=== Exercise objective ===
From the listing below, extract each line containing the string "JSON".

*** Data supplied

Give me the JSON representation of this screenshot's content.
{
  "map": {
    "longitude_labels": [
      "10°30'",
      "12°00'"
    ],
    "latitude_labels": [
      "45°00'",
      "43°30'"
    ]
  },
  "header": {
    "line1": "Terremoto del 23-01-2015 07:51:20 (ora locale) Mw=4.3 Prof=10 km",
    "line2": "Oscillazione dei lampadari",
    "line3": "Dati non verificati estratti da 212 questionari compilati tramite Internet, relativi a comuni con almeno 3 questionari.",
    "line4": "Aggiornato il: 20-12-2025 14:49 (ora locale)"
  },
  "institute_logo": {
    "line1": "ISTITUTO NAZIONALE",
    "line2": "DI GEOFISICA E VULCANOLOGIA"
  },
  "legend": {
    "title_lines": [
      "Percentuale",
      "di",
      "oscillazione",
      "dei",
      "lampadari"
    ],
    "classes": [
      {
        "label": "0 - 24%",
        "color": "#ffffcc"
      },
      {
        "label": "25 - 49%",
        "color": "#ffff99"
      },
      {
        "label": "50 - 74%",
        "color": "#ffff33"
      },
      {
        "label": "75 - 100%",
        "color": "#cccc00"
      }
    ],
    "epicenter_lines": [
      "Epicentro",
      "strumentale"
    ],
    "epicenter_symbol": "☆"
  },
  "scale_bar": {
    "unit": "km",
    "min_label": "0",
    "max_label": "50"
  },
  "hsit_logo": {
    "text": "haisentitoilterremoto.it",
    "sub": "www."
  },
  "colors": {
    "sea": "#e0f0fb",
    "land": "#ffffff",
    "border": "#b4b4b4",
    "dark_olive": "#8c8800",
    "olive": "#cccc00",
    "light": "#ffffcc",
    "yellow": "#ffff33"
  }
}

******
*** Data supplied

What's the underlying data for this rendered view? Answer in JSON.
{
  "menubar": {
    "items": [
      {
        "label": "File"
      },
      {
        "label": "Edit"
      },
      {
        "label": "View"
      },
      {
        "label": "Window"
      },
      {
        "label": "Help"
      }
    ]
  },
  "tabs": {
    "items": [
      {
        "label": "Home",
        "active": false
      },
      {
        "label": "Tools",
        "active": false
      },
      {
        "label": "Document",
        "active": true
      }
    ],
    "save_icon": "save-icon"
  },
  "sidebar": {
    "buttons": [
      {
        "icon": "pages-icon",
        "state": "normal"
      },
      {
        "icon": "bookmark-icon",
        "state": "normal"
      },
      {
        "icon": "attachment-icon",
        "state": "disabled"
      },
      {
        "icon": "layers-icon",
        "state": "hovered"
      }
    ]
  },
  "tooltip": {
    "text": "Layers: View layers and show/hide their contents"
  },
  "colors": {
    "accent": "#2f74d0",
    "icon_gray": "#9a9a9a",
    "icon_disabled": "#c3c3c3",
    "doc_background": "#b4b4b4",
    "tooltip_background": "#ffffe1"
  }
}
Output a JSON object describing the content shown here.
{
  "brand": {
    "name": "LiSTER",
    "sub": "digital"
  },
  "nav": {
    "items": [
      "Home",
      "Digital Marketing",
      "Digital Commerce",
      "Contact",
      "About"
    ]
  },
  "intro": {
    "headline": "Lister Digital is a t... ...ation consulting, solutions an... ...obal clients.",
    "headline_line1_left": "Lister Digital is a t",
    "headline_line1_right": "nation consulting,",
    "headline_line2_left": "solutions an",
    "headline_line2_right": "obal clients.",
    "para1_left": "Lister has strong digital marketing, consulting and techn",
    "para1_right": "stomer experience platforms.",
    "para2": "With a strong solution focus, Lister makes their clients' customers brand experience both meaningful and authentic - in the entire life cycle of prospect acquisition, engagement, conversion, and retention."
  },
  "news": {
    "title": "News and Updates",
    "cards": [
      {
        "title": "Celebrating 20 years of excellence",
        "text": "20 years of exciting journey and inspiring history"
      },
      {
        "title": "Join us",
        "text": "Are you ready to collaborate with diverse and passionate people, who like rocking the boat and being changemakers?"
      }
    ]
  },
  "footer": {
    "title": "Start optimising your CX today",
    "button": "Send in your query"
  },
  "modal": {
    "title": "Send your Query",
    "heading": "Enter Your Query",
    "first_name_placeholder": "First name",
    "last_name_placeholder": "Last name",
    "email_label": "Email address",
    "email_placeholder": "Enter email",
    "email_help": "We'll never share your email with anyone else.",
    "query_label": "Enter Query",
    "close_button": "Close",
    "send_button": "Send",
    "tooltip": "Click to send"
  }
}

******
*** Data supplied

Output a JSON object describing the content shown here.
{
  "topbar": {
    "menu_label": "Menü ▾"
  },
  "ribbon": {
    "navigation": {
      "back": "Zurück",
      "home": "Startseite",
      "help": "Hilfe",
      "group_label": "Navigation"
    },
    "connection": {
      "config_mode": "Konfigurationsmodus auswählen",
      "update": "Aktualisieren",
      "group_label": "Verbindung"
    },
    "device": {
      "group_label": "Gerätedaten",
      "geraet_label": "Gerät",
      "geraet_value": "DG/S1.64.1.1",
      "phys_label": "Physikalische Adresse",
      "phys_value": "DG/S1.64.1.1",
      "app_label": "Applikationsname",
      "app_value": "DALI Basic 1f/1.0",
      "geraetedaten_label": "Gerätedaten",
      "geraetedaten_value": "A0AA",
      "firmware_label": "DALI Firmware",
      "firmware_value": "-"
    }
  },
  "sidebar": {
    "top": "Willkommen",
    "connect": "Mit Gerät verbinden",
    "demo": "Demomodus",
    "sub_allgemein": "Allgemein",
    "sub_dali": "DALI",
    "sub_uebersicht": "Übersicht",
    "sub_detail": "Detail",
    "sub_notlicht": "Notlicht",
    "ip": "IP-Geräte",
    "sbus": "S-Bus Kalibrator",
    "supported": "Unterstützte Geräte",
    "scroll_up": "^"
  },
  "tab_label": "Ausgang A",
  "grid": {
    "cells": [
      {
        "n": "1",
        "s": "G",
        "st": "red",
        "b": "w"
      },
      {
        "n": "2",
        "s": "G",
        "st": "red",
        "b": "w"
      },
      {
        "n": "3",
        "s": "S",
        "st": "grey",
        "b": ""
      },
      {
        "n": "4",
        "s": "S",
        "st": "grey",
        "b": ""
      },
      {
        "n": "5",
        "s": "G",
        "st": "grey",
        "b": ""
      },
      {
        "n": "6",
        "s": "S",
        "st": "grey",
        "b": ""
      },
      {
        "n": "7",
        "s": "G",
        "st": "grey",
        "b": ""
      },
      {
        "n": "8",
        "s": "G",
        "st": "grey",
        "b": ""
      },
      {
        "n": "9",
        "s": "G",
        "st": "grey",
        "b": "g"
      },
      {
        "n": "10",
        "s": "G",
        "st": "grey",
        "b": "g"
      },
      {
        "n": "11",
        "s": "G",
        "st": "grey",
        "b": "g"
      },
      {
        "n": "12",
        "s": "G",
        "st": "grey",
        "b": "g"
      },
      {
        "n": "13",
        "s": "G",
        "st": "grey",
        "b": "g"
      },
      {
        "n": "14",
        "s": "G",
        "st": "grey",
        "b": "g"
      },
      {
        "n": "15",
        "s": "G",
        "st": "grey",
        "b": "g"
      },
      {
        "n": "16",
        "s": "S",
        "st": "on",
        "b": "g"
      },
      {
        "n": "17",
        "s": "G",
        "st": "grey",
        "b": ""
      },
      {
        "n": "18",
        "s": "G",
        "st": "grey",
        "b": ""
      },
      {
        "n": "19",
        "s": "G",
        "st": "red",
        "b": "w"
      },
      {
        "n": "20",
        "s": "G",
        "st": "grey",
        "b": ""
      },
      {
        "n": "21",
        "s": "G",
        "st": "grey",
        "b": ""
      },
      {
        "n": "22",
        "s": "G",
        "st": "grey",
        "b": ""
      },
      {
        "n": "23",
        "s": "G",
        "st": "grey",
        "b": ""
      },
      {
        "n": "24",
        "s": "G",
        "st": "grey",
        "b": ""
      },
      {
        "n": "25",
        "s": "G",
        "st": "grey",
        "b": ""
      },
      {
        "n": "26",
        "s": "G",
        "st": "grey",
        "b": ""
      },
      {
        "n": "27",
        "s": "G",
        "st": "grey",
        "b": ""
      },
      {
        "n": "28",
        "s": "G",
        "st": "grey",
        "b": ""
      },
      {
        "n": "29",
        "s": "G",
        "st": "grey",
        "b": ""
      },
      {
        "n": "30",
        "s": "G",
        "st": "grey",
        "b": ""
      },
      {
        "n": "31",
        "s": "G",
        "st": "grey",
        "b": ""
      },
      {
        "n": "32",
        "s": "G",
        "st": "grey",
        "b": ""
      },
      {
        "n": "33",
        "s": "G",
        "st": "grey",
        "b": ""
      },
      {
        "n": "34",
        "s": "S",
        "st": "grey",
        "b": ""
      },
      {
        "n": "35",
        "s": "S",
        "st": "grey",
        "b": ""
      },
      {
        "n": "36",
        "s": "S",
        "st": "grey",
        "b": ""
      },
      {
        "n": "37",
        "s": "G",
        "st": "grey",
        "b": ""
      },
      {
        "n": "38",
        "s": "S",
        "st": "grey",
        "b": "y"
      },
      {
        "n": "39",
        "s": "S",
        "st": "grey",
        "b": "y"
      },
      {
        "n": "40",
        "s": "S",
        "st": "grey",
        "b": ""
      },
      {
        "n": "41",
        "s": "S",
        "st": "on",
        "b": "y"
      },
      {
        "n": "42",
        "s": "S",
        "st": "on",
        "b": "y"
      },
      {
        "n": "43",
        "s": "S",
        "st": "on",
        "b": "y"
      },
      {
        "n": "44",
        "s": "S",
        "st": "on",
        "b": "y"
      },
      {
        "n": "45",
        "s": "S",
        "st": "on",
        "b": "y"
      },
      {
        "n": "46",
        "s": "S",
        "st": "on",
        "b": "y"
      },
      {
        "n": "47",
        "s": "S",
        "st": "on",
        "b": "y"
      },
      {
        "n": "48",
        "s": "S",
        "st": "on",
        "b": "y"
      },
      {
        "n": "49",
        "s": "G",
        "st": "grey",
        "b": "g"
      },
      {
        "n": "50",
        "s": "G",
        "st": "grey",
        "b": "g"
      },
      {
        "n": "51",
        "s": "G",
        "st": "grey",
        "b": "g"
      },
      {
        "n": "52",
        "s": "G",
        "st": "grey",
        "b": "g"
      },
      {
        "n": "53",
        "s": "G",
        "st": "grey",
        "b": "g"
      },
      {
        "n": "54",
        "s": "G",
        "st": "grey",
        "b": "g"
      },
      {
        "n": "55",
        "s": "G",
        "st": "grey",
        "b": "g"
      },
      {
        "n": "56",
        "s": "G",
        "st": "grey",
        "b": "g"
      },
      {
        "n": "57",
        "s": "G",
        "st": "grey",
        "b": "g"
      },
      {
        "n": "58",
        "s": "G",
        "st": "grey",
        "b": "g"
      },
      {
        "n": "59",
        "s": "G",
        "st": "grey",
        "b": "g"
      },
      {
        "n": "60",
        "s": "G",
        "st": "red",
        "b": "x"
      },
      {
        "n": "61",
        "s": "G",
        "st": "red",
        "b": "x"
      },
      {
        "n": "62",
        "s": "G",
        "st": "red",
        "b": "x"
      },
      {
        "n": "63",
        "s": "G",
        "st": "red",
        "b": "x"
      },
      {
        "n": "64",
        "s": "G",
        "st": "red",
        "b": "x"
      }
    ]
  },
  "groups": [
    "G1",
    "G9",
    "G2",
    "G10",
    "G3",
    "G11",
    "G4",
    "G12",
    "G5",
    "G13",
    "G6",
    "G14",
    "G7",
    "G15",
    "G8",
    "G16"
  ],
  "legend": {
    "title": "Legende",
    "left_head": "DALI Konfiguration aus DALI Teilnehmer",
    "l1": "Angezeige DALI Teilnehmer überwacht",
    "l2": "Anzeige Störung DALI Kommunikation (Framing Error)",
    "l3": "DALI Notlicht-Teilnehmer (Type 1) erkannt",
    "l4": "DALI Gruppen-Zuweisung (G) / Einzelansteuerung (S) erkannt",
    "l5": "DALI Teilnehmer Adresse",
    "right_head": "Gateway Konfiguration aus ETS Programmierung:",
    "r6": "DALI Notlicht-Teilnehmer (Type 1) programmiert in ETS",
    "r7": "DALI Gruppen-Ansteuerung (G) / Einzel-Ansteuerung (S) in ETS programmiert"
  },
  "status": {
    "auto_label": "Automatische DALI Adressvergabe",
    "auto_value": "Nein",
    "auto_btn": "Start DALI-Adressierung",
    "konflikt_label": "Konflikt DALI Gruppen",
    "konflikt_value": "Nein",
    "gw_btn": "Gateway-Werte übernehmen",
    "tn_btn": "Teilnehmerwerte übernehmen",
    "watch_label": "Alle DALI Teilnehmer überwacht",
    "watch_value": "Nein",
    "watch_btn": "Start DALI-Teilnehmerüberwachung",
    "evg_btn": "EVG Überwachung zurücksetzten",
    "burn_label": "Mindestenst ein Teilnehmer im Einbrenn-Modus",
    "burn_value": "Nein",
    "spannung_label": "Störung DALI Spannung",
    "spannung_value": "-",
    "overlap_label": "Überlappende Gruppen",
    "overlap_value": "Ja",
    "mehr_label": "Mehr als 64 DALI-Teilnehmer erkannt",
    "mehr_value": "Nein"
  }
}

******

=== Result for this task ===
Give me the JSON representation of this screenshot's content.
What's the underlying data for this rendered view? Answer in JSON.
Output a JSON object describing the content shown here.
Output a JSON object describing the content shown here.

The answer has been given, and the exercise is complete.